DATA FOR THIS EXERCISE

============================================================

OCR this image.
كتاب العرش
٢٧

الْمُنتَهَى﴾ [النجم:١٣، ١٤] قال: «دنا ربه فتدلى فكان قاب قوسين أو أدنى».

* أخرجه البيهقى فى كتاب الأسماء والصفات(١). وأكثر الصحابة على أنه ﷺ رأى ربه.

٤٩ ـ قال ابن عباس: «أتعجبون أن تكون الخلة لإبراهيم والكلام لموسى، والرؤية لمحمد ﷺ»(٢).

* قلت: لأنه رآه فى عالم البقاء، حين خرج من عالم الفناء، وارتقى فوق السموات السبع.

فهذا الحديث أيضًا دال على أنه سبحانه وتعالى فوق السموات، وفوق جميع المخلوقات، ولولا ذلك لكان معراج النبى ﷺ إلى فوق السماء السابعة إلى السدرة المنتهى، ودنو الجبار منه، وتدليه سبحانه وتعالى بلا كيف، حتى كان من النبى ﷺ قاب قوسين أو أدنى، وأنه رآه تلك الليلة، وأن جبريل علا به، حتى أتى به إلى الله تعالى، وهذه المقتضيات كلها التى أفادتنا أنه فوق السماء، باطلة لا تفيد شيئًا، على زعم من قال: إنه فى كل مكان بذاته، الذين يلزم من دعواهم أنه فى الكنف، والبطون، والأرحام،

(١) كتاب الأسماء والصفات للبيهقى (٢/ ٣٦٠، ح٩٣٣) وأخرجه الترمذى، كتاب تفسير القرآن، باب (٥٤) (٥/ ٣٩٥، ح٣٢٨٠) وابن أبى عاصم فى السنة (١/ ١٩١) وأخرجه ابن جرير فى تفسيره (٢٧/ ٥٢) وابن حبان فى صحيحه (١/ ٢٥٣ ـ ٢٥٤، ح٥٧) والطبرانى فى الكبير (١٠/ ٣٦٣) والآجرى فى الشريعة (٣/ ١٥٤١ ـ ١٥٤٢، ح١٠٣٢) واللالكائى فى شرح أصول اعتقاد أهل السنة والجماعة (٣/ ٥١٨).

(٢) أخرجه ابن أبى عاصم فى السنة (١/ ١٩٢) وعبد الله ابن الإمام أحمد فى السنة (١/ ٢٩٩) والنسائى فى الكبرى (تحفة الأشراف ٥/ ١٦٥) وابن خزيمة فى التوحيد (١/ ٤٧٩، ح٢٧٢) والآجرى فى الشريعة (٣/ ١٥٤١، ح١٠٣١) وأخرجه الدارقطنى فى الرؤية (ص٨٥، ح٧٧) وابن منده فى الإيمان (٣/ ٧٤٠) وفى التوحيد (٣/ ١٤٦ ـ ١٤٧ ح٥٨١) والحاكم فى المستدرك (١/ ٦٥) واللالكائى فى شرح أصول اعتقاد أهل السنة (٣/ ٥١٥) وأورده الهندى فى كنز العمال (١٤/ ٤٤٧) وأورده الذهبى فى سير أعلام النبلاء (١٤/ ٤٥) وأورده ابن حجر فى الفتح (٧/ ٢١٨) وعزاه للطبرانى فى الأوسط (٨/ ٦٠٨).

============================================================

AIM
Go through the records and show every line with the string "واللالكائى" in it.

REPLY TO THE TASK
(١) كتاب الأسماء والصفات للبيهقى (٢/ ٣٦٠، ح٩٣٣) وأخرجه الترمذى، كتاب تفسير القرآن، باب (٥٤) (٥/ ٣٩٥، ح٣٢٨٠) وابن أبى عاصم فى السنة (١/ ١٩١) وأخرجه ابن جرير فى تفسيره (٢٧/ ٥٢) وابن حبان فى صحيحه (١/ ٢٥٣ ـ ٢٥٤، ح٥٧) والطبرانى فى الكبير (١٠/ ٣٦٣) والآجرى فى الشريعة (٣/ ١٥٤١ ـ ١٥٤٢، ح١٠٣٢) واللالكائى فى شرح أصول اعتقاد أهل السنة والجماعة (٣/ ٥١٨).
(٢) أخرجه ابن أبى عاصم فى السنة (١/ ١٩٢) وعبد الله ابن الإمام أحمد فى السنة (١/ ٢٩٩) والنسائى فى الكبرى (تحفة الأشراف ٥/ ١٦٥) وابن خزيمة فى التوحيد (١/ ٤٧٩، ح٢٧٢) والآجرى فى الشريعة (٣/ ١٥٤١، ح١٠٣١) وأخرجه الدارقطنى فى الرؤية (ص٨٥، ح٧٧) وابن منده فى الإيمان (٣/ ٧٤٠) وفى التوحيد (٣/ ١٤٦ ـ ١٤٧ ح٥٨١) والحاكم فى المستدرك (١/ ٦٥) واللالكائى فى شرح أصول اعتقاد أهل السنة (٣/ ٥١٥) وأورده الهندى فى كنز العمال (١٤/ ٤٤٧) وأورده الذهبى فى سير أعلام النبلاء (١٤/ ٤٥) وأورده ابن حجر فى الفتح (٧/ ٢١٨) وعزاه للطبرانى فى الأوسط (٨/ ٦٠٨).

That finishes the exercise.